Recorded data:
>>>
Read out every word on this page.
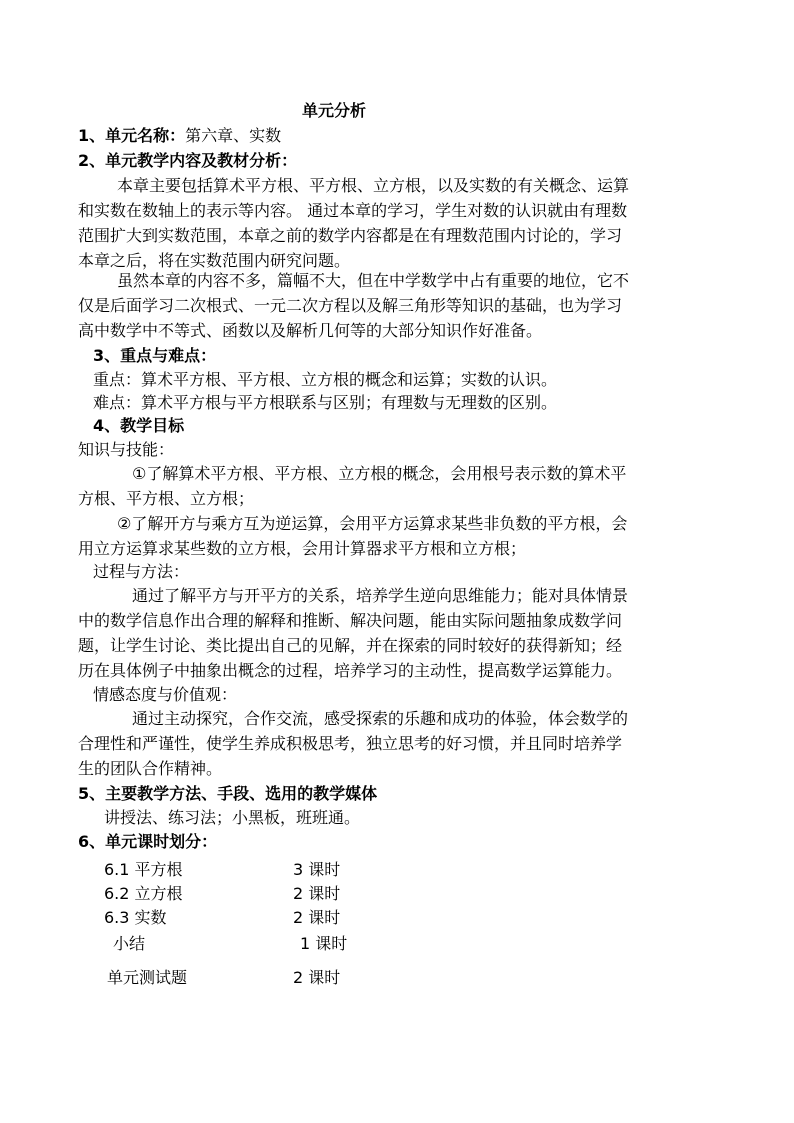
单元分析
1、单元名称：第六章、实数
2、单元教学内容及教材分析：
本章主要包括算术平方根、平方根、立方根，以及实数的有关概念、运算
和实数在数轴上的表示等内容。 通过本章的学习，学生对数的认识就由有理数
范围扩大到实数范围，本章之前的数学内容都是在有理数范围内讨论的，学习
本章之后，将在实数范围内研究问题。
虽然本章的内容不多，篇幅不大，但在中学数学中占有重要的地位，它不
仅是后面学习二次根式、一元二次方程以及解三角形等知识的基础，也为学习
高中数学中不等式、函数以及解析几何等的大部分知识作好准备。
3、重点与难点：
重点：算术平方根、平方根、立方根的概念和运算；实数的认识。
难点：算术平方根与平方根联系与区别；有理数与无理数的区别。
4、教学目标
知识与技能：
①了解算术平方根、平方根、立方根的概念，会用根号表示数的算术平
方根、平方根、立方根；
②了解开方与乘方互为逆运算，会用平方运算求某些非负数的平方根，会
用立方运算求某些数的立方根，会用计算器求平方根和立方根；
过程与方法：
通过了解平方与开平方的关系，培养学生逆向思维能力；能对具体情景
中的数学信息作出合理的解释和推断、解决问题，能由实际问题抽象成数学问
题，让学生讨论、类比提出自己的见解，并在探索的同时较好的获得新知；经
历在具体例子中抽象出概念的过程，培养学习的主动性，提高数学运算能力。
情感态度与价值观：
通过主动探究，合作交流，感受探索的乐趣和成功的体验，体会数学的
合理性和严谨性，使学生养成积极思考，独立思考的好习惯，并且同时培养学
生的团队合作精神。
5、主要教学方法、手段、选用的教学媒体
讲授法、练习法；小黑板，班班通。
6、单元课时划分：
6.1 平方根	3 课时
6.2 立方根	2 课时
6.3 实数	2 课时
小结	1 课时
单元测试题	2 课时
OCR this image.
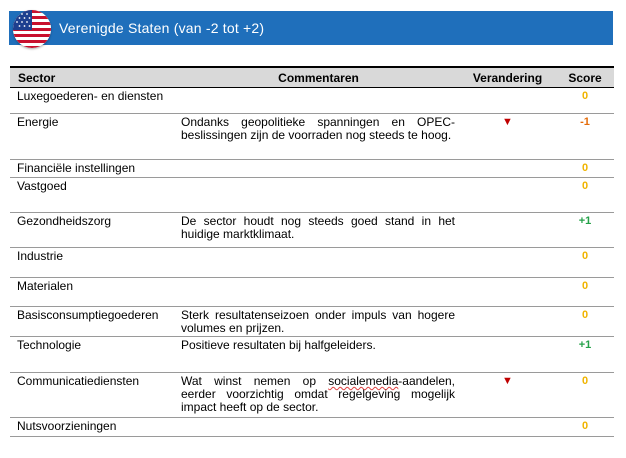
Verenigde Staten (van -2 tot +2)
Sector	Commentaren	Verandering	Score
Luxegoederen- en diensten			0
Energie	Ondanks geopolitieke spanningen en OPEC-beslissingen zijn de voorraden nog steeds te hoog.	▼	-1
Financiële instellingen			0
Vastgoed			0
Gezondheidszorg	De sector houdt nog steeds goed stand in het huidige marktklimaat.		+1
Industrie			0
Materialen			0
Basisconsumptiegoederen	Sterk resultatenseizoen onder impuls van hogere volumes en prijzen.		0
Technologie	Positieve resultaten bij halfgeleiders.		+1
Communicatiediensten	Wat winst nemen op socialemedia-aandelen, eerder voorzichtig omdat regelgeving mogelijk impact heeft op de sector.	▼	0
Nutsvoorzieningen			0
<<<
Written task: All of the material above needs to be restated exactly, with no pictures.

The completed task:
Read out every word on this page.
单元分析
1、单元名称：第六章、实数
2、单元教学内容及教材分析：
本章主要包括算术平方根、平方根、立方根，以及实数的有关概念、运算
和实数在数轴上的表示等内容。 通过本章的学习，学生对数的认识就由有理数
范围扩大到实数范围，本章之前的数学内容都是在有理数范围内讨论的，学习
本章之后，将在实数范围内研究问题。
虽然本章的内容不多，篇幅不大，但在中学数学中占有重要的地位，它不
仅是后面学习二次根式、一元二次方程以及解三角形等知识的基础，也为学习
高中数学中不等式、函数以及解析几何等的大部分知识作好准备。
3、重点与难点：
重点：算术平方根、平方根、立方根的概念和运算；实数的认识。
难点：算术平方根与平方根联系与区别；有理数与无理数的区别。
4、教学目标
知识与技能：
①了解算术平方根、平方根、立方根的概念，会用根号表示数的算术平
方根、平方根、立方根；
②了解开方与乘方互为逆运算，会用平方运算求某些非负数的平方根，会
用立方运算求某些数的立方根，会用计算器求平方根和立方根；
过程与方法：
通过了解平方与开平方的关系，培养学生逆向思维能力；能对具体情景
中的数学信息作出合理的解释和推断、解决问题，能由实际问题抽象成数学问
题，让学生讨论、类比提出自己的见解，并在探索的同时较好的获得新知；经
历在具体例子中抽象出概念的过程，培养学习的主动性，提高数学运算能力。
情感态度与价值观：
通过主动探究，合作交流，感受探索的乐趣和成功的体验，体会数学的
合理性和严谨性，使学生养成积极思考，独立思考的好习惯，并且同时培养学
生的团队合作精神。
5、主要教学方法、手段、选用的教学媒体
讲授法、练习法；小黑板，班班通。
6、单元课时划分：
6.1 平方根	3 课时
6.2 立方根	2 课时
6.3 实数	2 课时
小结	1 课时
单元测试题	2 课时
OCR this image.
Verenigde Staten (van -2 tot +2)
Sector	Commentaren	Verandering	Score
Luxegoederen- en diensten			0
Energie	Ondanks geopolitieke spanningen en OPEC-beslissingen zijn de voorraden nog steeds te hoog.	▼	-1
Financiële instellingen			0
Vastgoed			0
Gezondheidszorg	De sector houdt nog steeds goed stand in het huidige marktklimaat.		+1
Industrie			0
Materialen			0
Basisconsumptiegoederen	Sterk resultatenseizoen onder impuls van hogere volumes en prijzen.		0
Technologie	Positieve resultaten bij halfgeleiders.		+1
Communicatiediensten	Wat winst nemen op socialemedia-aandelen, eerder voorzichtig omdat regelgeving mogelijk impact heeft op de sector.	▼	0
Nutsvoorzieningen			0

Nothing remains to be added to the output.